(Records from a dataset)

################

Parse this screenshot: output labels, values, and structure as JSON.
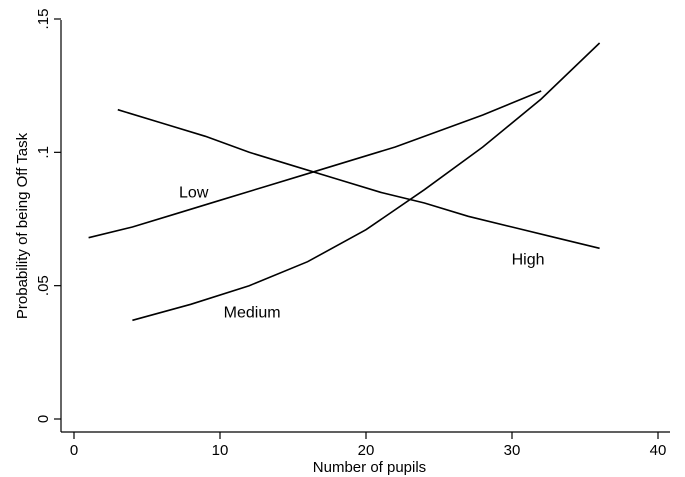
{
  "chart_data": {
    "type": "line",
    "title": "",
    "xlabel": "Number of pupils",
    "ylabel": "Probability of being Off Task",
    "xlim": [
      0,
      40
    ],
    "ylim": [
      0,
      0.15
    ],
    "x_ticks": [
      0,
      10,
      20,
      30,
      40
    ],
    "x_tick_labels": [
      "0",
      "10",
      "20",
      "30",
      "40"
    ],
    "y_ticks": [
      0,
      0.05,
      0.1,
      0.15
    ],
    "y_tick_labels": [
      "0",
      ".05",
      ".1",
      ".15"
    ],
    "grid": false,
    "legend": "none",
    "series": [
      {
        "name": "Low",
        "x": [
          1,
          4,
          7,
          10,
          13,
          16,
          19,
          22,
          25,
          28,
          32
        ],
        "y": [
          0.068,
          0.072,
          0.077,
          0.082,
          0.087,
          0.092,
          0.097,
          0.102,
          0.108,
          0.114,
          0.123
        ]
      },
      {
        "name": "Medium",
        "x": [
          4,
          8,
          12,
          16,
          20,
          24,
          28,
          32,
          36
        ],
        "y": [
          0.037,
          0.043,
          0.05,
          0.059,
          0.071,
          0.086,
          0.102,
          0.12,
          0.141
        ]
      },
      {
        "name": "High",
        "x": [
          3,
          6,
          9,
          12,
          15,
          18,
          21,
          24,
          27,
          30,
          33,
          36
        ],
        "y": [
          0.116,
          0.111,
          0.106,
          0.1,
          0.095,
          0.09,
          0.085,
          0.081,
          0.076,
          0.072,
          0.068,
          0.064
        ]
      }
    ],
    "annotations": [
      {
        "text": "Low",
        "x": 8.2,
        "y": 0.083
      },
      {
        "text": "Medium",
        "x": 12.2,
        "y": 0.038
      },
      {
        "text": "High",
        "x": 31.1,
        "y": 0.058
      }
    ]
  }
}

################

▶ _Work instructions_
Every line above should be returned exactly; the pictures stay out.

▶ _Answer in full_
Parse this screenshot: output labels, values, and structure as JSON.
{
  "chart_data": {
    "type": "line",
    "title": "",
    "xlabel": "Number of pupils",
    "ylabel": "Probability of being Off Task",
    "xlim": [
      0,
      40
    ],
    "ylim": [
      0,
      0.15
    ],
    "x_ticks": [
      0,
      10,
      20,
      30,
      40
    ],
    "x_tick_labels": [
      "0",
      "10",
      "20",
      "30",
      "40"
    ],
    "y_ticks": [
      0,
      0.05,
      0.1,
      0.15
    ],
    "y_tick_labels": [
      "0",
      ".05",
      ".1",
      ".15"
    ],
    "grid": false,
    "legend": "none",
    "series": [
      {
        "name": "Low",
        "x": [
          1,
          4,
          7,
          10,
          13,
          16,
          19,
          22,
          25,
          28,
          32
        ],
        "y": [
          0.068,
          0.072,
          0.077,
          0.082,
          0.087,
          0.092,
          0.097,
          0.102,
          0.108,
          0.114,
          0.123
        ]
      },
      {
        "name": "Medium",
        "x": [
          4,
          8,
          12,
          16,
          20,
          24,
          28,
          32,
          36
        ],
        "y": [
          0.037,
          0.043,
          0.05,
          0.059,
          0.071,
          0.086,
          0.102,
          0.12,
          0.141
        ]
      },
      {
        "name": "High",
        "x": [
          3,
          6,
          9,
          12,
          15,
          18,
          21,
          24,
          27,
          30,
          33,
          36
        ],
        "y": [
          0.116,
          0.111,
          0.106,
          0.1,
          0.095,
          0.09,
          0.085,
          0.081,
          0.076,
          0.072,
          0.068,
          0.064
        ]
      }
    ],
    "annotations": [
      {
        "text": "Low",
        "x": 8.2,
        "y": 0.083
      },
      {
        "text": "Medium",
        "x": 12.2,
        "y": 0.038
      },
      {
        "text": "High",
        "x": 31.1,
        "y": 0.058
      }
    ]
  }
}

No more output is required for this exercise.